-- START LISTED RECORDS --

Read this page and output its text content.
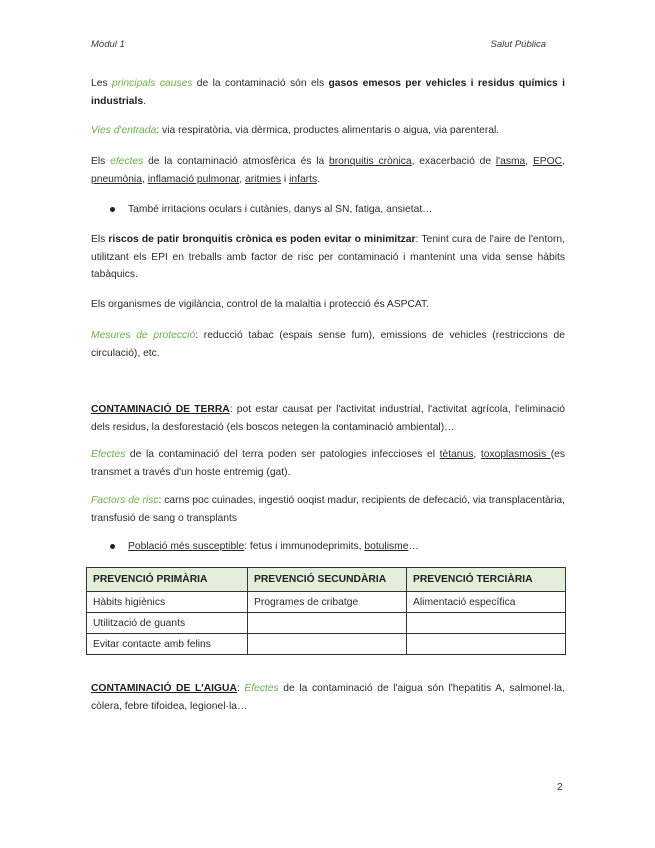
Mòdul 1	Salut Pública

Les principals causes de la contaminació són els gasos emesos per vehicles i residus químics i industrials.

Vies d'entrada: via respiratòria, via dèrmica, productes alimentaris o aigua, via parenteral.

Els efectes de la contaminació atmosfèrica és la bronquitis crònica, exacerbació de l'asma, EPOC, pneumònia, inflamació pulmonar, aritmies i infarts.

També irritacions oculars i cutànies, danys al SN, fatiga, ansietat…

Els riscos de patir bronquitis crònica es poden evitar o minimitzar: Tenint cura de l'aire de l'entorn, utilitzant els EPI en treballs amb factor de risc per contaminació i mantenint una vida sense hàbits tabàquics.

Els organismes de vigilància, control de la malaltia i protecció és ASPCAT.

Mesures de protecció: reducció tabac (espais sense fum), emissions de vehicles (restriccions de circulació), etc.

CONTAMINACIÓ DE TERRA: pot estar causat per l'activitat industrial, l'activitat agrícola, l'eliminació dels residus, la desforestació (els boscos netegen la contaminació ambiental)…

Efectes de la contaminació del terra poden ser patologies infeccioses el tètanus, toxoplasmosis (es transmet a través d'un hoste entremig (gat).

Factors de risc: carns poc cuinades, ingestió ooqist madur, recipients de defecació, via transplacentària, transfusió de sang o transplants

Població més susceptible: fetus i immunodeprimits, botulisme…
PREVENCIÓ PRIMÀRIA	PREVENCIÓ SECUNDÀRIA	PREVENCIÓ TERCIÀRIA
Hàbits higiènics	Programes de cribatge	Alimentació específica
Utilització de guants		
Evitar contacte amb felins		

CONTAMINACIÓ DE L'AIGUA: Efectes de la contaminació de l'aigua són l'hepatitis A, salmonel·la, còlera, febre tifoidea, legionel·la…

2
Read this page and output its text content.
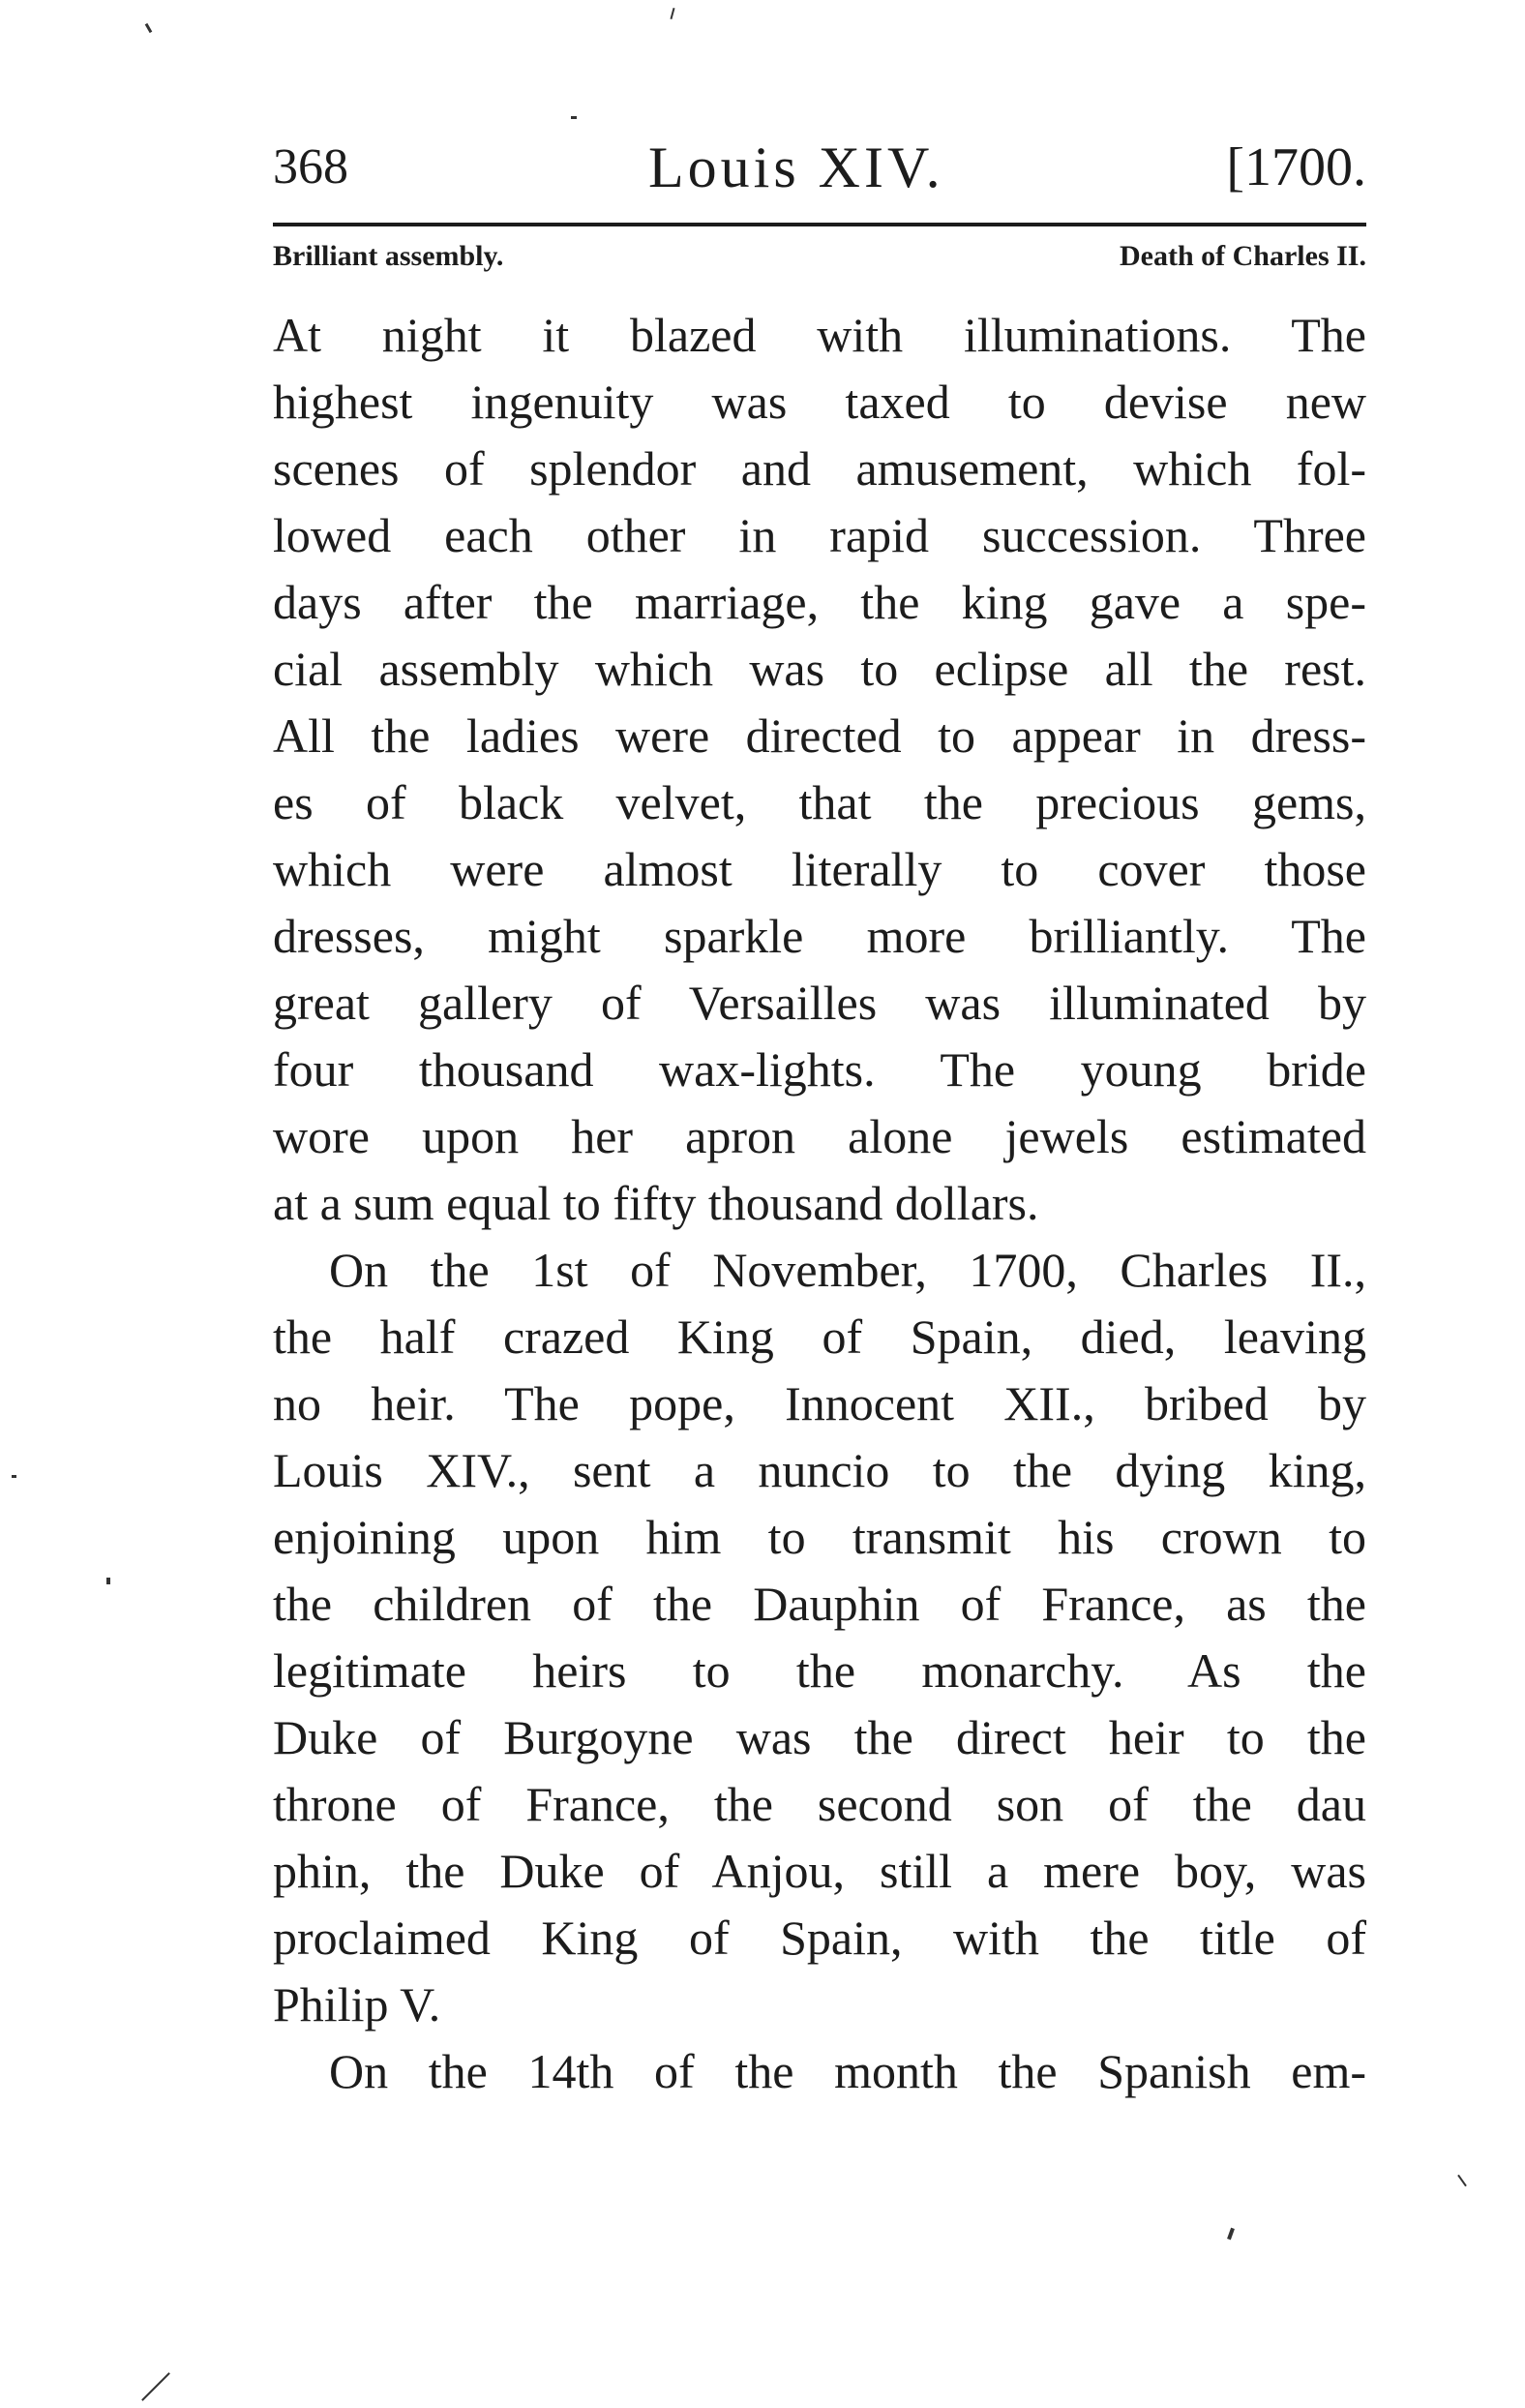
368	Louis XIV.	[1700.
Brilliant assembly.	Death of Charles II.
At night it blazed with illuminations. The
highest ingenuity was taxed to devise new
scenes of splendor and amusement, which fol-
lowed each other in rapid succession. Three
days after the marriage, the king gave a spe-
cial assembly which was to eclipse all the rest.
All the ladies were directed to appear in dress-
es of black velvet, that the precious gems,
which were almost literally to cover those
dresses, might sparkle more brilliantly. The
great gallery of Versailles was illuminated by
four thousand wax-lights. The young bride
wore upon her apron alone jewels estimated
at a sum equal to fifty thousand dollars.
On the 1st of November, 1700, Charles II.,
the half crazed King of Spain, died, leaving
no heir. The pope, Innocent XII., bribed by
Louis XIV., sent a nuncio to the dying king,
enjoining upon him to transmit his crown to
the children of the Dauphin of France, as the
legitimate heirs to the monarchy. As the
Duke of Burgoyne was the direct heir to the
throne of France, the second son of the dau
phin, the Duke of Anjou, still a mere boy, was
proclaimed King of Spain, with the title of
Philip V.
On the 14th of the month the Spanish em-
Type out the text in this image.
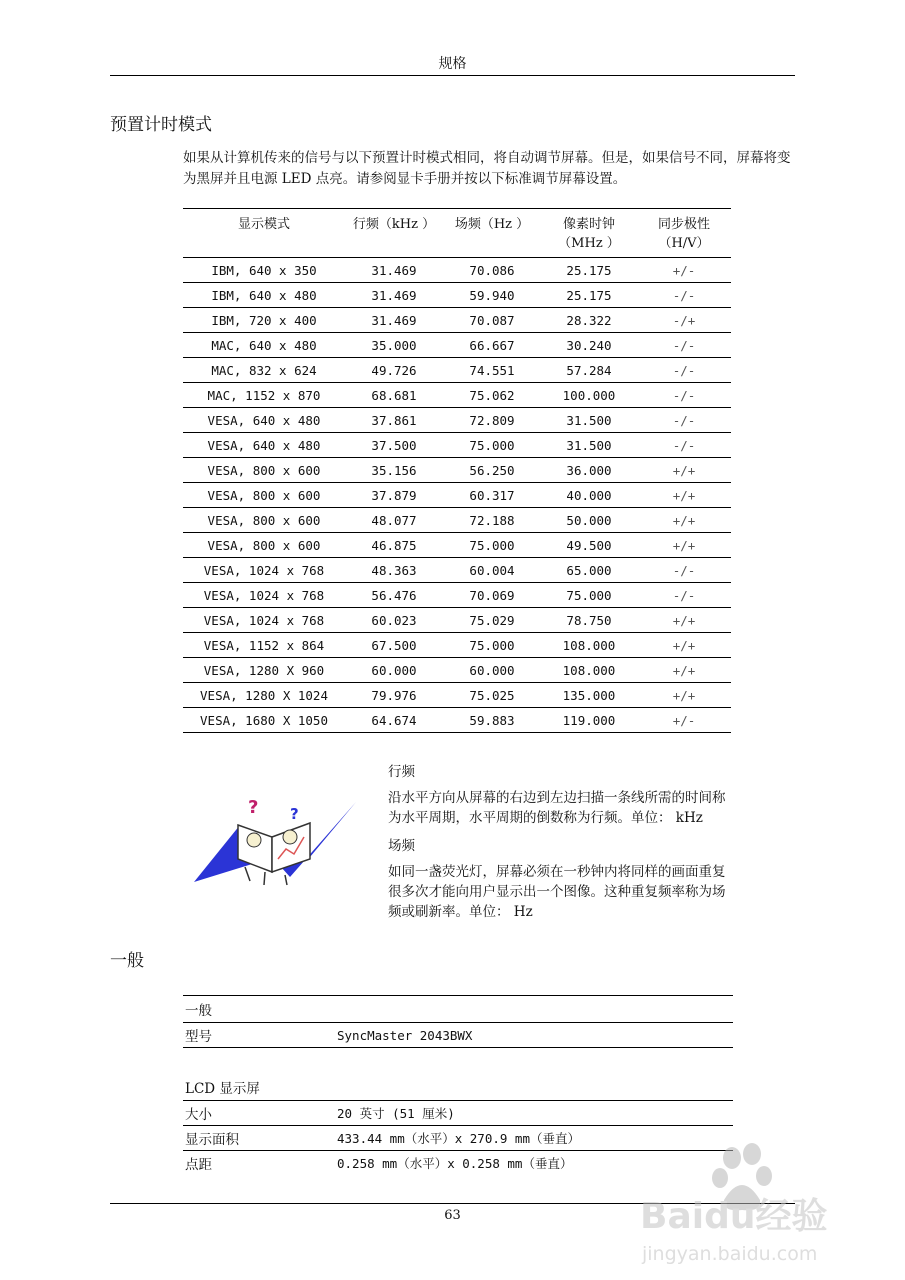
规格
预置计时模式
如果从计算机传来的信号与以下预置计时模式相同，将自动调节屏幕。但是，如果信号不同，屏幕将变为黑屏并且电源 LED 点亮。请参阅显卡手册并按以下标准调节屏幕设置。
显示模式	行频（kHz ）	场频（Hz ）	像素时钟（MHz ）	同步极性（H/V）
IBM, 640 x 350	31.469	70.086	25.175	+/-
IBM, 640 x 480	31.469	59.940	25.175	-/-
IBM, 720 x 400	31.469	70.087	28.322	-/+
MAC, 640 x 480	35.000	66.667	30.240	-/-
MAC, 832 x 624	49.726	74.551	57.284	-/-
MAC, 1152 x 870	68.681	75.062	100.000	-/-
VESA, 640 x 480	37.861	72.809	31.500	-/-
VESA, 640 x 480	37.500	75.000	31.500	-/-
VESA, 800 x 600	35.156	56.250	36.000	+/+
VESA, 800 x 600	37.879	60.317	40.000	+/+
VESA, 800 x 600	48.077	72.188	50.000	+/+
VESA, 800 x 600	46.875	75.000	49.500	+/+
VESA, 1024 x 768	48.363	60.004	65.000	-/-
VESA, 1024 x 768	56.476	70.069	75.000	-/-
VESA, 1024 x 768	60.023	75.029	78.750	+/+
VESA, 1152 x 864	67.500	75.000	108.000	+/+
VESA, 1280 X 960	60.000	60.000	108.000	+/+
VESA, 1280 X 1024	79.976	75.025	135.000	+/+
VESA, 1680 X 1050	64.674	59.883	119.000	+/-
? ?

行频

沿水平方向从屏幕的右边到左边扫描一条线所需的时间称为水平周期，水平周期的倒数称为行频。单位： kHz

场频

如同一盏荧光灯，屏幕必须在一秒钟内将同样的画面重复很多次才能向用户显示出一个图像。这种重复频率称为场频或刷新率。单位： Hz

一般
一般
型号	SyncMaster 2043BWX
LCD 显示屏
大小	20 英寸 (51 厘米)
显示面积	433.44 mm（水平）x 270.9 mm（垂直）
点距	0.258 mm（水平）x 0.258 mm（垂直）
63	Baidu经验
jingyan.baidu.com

-- END LISTED RECORDS --

TASK BRIEF
Find the word "crònica" in the material, then list each line that holds it.

WRITTEN SOLUTION
Els efectes de la contaminació atmosfèrica és la bronquitis crònica, exacerbació de l'asma, EPOC, pneumònia, inflamació pulmonar, aritmies i infarts.
Els riscos de patir bronquitis crònica es poden evitar o minimitzar: Tenint cura de l'aire de l'entorn, utilitzant els EPI en treballs amb factor de risc per contaminació i mantenint una vida sense hàbits tabàquics.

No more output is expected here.